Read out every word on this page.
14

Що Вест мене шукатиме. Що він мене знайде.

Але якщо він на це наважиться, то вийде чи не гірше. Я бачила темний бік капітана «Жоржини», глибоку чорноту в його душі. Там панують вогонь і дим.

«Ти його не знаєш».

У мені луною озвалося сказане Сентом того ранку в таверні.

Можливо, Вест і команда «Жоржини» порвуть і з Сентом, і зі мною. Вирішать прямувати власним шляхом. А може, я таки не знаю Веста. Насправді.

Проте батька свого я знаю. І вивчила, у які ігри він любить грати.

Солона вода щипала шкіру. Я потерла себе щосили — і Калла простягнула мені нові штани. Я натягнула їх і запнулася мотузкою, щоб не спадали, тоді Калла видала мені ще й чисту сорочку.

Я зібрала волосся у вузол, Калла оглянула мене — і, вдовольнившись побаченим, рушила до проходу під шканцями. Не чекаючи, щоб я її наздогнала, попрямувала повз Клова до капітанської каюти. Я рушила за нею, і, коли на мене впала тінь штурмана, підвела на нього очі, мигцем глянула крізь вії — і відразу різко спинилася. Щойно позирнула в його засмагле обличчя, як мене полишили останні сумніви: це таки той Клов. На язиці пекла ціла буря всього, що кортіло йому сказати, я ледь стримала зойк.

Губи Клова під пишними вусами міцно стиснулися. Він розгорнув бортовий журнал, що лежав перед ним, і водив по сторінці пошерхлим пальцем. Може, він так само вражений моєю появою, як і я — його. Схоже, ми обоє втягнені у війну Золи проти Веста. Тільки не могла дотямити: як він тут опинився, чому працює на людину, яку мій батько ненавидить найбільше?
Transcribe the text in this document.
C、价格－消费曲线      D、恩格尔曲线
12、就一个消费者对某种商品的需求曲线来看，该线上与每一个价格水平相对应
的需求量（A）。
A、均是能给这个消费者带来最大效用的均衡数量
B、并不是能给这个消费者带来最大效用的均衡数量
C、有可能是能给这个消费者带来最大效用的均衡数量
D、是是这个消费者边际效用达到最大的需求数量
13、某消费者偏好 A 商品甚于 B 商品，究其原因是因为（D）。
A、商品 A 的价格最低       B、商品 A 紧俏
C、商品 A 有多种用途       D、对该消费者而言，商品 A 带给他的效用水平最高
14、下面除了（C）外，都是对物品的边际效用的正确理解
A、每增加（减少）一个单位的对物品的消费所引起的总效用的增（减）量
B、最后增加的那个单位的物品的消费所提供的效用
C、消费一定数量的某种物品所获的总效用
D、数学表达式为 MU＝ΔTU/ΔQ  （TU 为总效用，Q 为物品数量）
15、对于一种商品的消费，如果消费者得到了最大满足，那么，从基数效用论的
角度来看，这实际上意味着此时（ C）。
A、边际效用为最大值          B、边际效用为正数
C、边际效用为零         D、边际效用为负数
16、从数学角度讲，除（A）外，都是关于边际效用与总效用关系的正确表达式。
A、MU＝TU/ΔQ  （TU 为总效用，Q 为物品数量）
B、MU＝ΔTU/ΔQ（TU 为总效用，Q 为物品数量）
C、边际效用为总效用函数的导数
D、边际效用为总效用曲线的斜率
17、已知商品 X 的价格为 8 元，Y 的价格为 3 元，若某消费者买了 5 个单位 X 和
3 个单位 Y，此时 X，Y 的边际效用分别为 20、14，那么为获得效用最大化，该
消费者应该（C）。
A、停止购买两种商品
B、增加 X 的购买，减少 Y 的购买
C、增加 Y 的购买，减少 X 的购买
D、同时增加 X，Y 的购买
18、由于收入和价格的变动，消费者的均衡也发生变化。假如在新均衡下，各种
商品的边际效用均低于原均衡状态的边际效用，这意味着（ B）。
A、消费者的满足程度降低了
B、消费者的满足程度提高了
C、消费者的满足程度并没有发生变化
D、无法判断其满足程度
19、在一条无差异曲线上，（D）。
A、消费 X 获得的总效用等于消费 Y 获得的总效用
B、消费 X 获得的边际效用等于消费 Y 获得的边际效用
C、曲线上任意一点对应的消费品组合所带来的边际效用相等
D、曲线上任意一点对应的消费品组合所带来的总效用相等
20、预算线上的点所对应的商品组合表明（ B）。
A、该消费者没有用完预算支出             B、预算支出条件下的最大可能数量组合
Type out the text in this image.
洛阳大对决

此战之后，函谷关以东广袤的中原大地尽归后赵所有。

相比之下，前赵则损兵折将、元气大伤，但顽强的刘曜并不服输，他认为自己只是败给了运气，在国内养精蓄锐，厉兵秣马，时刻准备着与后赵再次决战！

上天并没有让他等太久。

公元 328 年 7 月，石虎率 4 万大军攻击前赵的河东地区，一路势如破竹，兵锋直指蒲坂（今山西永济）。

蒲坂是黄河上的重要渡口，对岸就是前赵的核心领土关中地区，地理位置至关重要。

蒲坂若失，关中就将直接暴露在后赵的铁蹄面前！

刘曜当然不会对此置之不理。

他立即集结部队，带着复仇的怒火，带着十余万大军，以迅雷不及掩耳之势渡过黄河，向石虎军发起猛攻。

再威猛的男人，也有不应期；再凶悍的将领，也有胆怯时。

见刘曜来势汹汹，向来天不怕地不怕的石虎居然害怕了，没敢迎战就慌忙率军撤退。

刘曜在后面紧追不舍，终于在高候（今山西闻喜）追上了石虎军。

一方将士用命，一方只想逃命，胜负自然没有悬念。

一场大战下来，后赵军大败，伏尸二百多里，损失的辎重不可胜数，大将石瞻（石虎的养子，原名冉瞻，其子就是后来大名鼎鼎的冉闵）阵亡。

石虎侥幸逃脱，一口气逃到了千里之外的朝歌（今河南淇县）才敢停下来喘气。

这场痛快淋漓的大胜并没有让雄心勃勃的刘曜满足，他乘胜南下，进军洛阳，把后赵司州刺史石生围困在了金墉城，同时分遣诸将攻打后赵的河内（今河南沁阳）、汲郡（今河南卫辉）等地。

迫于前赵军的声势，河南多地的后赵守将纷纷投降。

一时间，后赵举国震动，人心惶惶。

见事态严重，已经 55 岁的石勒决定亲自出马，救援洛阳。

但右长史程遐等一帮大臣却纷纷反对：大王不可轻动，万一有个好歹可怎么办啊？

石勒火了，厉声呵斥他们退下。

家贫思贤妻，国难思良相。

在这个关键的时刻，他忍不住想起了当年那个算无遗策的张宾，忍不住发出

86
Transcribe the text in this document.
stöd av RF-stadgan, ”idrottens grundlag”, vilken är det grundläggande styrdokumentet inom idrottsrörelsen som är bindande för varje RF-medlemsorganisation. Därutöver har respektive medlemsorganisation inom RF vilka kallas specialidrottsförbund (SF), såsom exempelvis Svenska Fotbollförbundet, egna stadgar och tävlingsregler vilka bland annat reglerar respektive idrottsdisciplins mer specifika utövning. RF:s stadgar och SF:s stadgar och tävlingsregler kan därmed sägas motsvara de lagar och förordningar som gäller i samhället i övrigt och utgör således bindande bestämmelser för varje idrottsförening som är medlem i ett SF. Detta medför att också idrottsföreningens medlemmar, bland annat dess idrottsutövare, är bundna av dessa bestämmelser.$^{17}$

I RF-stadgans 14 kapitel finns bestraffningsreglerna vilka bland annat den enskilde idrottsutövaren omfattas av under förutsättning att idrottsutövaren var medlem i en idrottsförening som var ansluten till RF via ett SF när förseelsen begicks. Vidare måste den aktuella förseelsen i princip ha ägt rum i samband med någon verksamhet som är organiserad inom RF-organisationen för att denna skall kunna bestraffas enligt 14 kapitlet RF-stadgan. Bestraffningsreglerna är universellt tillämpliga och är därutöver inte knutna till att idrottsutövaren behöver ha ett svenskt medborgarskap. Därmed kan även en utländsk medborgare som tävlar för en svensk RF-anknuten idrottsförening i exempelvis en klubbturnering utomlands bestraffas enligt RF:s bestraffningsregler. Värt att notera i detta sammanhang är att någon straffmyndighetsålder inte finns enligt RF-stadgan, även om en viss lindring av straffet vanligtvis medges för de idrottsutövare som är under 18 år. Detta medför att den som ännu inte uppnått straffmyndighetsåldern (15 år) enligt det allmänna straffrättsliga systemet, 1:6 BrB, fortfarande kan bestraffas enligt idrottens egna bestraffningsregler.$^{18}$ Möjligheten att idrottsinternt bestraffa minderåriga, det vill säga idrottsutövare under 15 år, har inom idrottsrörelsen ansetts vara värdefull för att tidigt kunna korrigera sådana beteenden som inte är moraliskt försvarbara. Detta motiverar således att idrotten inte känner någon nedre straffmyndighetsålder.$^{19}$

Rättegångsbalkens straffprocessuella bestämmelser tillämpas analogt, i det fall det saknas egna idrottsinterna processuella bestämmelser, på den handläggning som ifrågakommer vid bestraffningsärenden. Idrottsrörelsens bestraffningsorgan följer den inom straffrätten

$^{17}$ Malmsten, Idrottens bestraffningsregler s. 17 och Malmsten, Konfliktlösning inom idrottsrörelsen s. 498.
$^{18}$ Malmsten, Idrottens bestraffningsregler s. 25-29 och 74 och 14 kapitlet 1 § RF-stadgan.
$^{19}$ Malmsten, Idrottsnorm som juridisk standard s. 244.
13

▶ _Exercise requirements_:
Find every line in the records above that contains the word "мене", and copy each one.

▶ _Task response_:
Що Вест мене шукатиме. Що він мене знайде.
Я зібрала волосся у вузол, Калла оглянула мене — і, вдовольнившись побаченим, рушила до проходу під шканцями. Не чекаючи, щоб я її наздогнала, попрямувала повз Клова до капітанської каюти. Я рушила за нею, і, коли на мене впала тінь штурмана, підвела на нього очі, мигцем глянула крізь вії — і відразу різко спинилася. Щойно позирнула в його засмагле обличчя, як мене полишили останні сумніви: це таки той Клов. На язиці пекла ціла буря всього, що кортіло йому сказати, я ледь стримала зойк.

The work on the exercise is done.